## TASK REQUIREMENTS
Turn the lines from the one containing "localize all elements." through the one containing "subpart-b-body: Find the", both included, into a Markdown table with columns Row and Line, giving each line a row number and skipping blank lines. Leave the pictures out of the table.

## DATA SECTION
>> start

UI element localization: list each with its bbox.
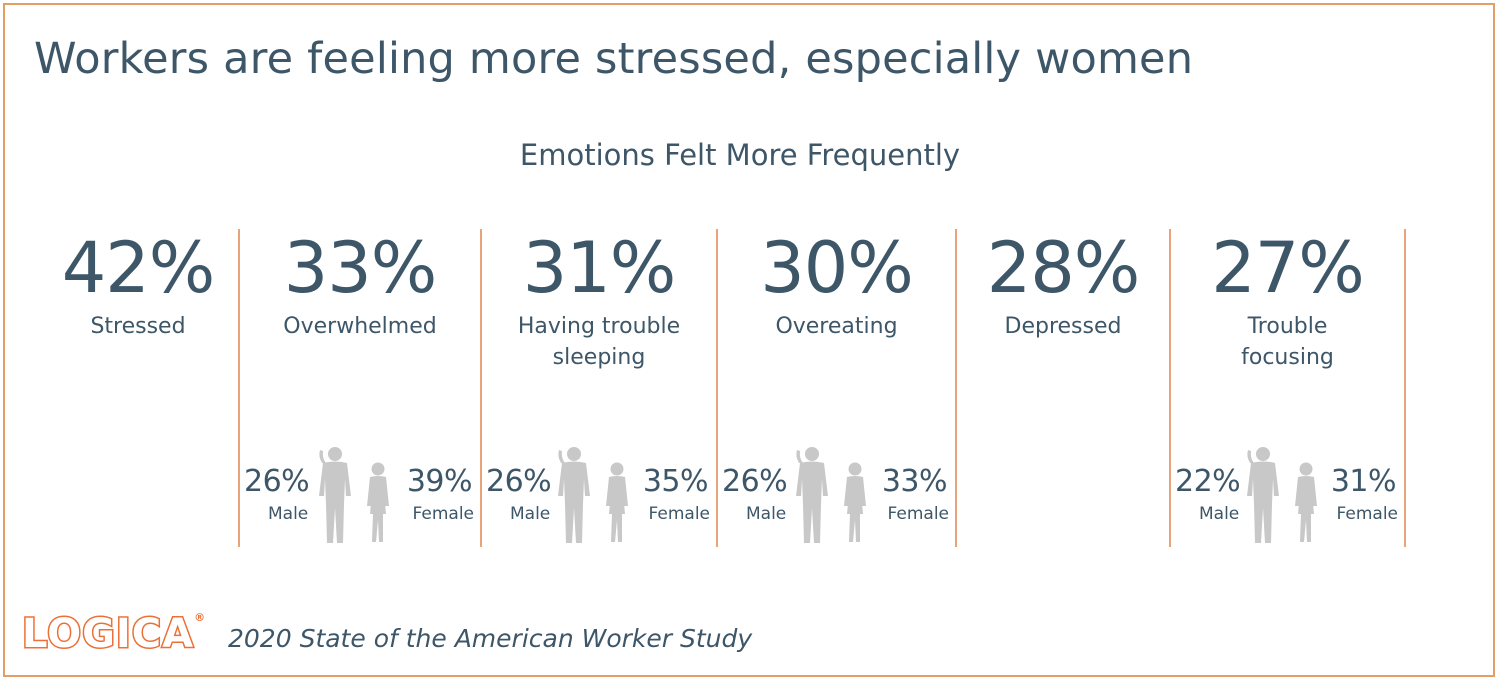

>> end
>> start

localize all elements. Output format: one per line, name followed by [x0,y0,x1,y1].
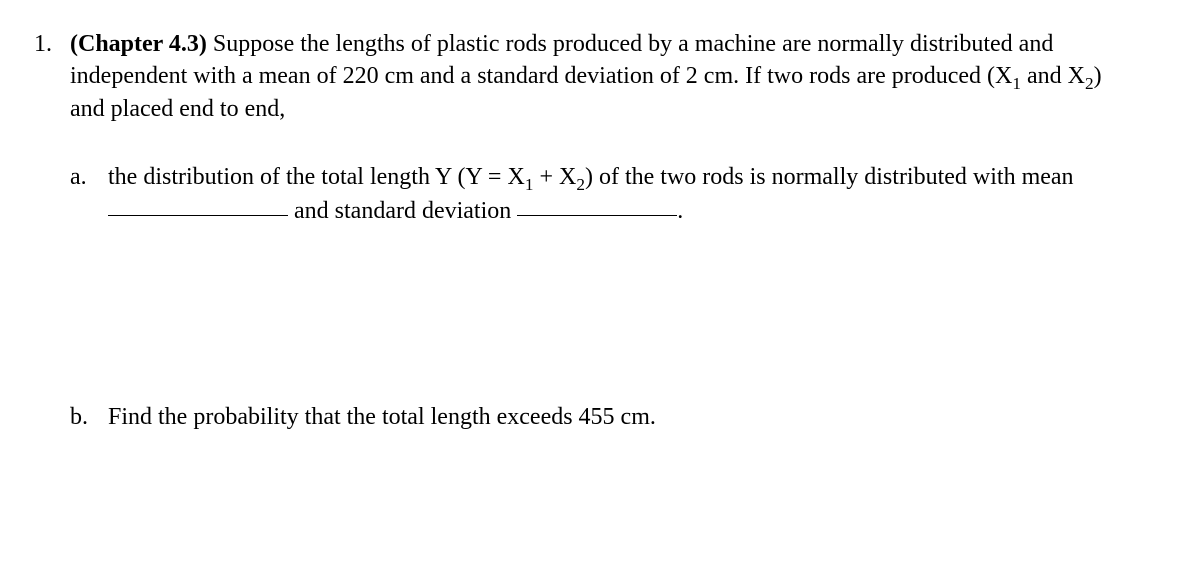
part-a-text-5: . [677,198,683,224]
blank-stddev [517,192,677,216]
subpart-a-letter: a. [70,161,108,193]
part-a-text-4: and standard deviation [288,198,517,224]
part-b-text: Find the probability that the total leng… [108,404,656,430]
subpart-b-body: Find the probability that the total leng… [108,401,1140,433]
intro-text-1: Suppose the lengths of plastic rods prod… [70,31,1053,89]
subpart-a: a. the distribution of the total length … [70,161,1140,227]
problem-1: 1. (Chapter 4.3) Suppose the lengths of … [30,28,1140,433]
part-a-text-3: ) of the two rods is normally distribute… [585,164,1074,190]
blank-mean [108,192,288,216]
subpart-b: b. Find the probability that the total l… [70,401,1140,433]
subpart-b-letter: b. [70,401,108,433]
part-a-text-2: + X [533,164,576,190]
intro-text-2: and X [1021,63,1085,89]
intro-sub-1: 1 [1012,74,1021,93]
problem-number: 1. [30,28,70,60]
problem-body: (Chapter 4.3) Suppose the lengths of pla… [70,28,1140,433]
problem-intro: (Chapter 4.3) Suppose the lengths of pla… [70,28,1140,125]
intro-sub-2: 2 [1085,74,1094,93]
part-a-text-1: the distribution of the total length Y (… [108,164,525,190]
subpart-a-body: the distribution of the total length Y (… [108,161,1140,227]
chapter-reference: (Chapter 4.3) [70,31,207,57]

>> end

## WORKED SOLUTION
| Row | Line |
|---|---|
| 1 | localize all elements. Output format: one per line, name followed by [x0,y0,x1,y1]. |
| 2 | part-a-text-5: . [677,198,683,224] |
| 3 | blank-stddev [517,192,677,216] |
| 4 | subpart-a-letter: a. [70,161,108,193] |
| 5 | part-a-text-4: and standard deviation [288,198,517,224] |
| 6 | part-b-text: Find the probability that the total leng… [108,404,656,430] |
| 7 | subpart-b-body: Find the probability that the total leng… [108,401,1140,433] |